**Exercise:** Filter the entries below, keeping every line that has the word "round".

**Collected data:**
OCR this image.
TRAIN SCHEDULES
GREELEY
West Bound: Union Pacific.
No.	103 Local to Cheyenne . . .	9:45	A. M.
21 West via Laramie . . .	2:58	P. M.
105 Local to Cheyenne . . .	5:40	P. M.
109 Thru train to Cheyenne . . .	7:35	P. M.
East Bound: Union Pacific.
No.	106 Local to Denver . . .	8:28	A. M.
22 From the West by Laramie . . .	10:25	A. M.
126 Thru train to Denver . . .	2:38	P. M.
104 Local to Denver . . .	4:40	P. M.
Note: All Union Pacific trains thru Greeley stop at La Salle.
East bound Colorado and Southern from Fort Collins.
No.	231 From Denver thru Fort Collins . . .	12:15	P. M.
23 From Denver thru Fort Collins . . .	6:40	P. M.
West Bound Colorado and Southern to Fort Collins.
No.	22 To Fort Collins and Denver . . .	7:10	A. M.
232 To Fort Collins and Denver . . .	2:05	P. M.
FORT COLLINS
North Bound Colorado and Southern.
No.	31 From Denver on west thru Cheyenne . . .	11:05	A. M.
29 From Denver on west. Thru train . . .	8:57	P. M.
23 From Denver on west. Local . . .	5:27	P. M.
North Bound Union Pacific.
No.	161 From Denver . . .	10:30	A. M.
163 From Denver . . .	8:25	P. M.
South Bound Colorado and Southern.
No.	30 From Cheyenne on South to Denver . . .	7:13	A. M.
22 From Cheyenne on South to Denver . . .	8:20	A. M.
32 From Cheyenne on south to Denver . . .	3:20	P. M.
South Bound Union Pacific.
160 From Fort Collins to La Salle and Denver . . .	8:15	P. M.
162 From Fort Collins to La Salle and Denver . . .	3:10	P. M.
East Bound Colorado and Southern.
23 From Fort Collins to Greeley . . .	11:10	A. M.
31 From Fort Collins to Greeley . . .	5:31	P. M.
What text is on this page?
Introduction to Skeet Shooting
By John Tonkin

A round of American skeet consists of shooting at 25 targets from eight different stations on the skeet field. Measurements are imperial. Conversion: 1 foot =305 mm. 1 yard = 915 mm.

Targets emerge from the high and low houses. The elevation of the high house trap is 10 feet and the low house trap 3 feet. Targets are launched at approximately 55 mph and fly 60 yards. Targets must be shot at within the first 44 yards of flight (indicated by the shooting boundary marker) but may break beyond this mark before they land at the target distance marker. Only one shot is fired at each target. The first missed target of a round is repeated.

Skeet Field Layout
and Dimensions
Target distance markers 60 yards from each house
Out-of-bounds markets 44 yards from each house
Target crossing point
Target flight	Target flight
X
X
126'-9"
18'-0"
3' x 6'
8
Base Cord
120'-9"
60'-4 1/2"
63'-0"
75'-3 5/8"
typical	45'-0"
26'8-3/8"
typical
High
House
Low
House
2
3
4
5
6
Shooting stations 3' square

**Exercise answer:**
A round of American skeet consists of shooting at 25 targets from eight different stations on the skeet field. Measurements are imperial. Conversion: 1 foot =305 mm. 1 yard = 915 mm.
Targets emerge from the high and low houses. The elevation of the high house trap is 10 feet and the low house trap 3 feet. Targets are launched at approximately 55 mph and fly 60 yards. Targets must be shot at within the first 44 yards of flight (indicated by the shooting boundary marker) but may break beyond this mark before they land at the target distance marker. Only one shot is fired at each target. The first missed target of a round is repeated.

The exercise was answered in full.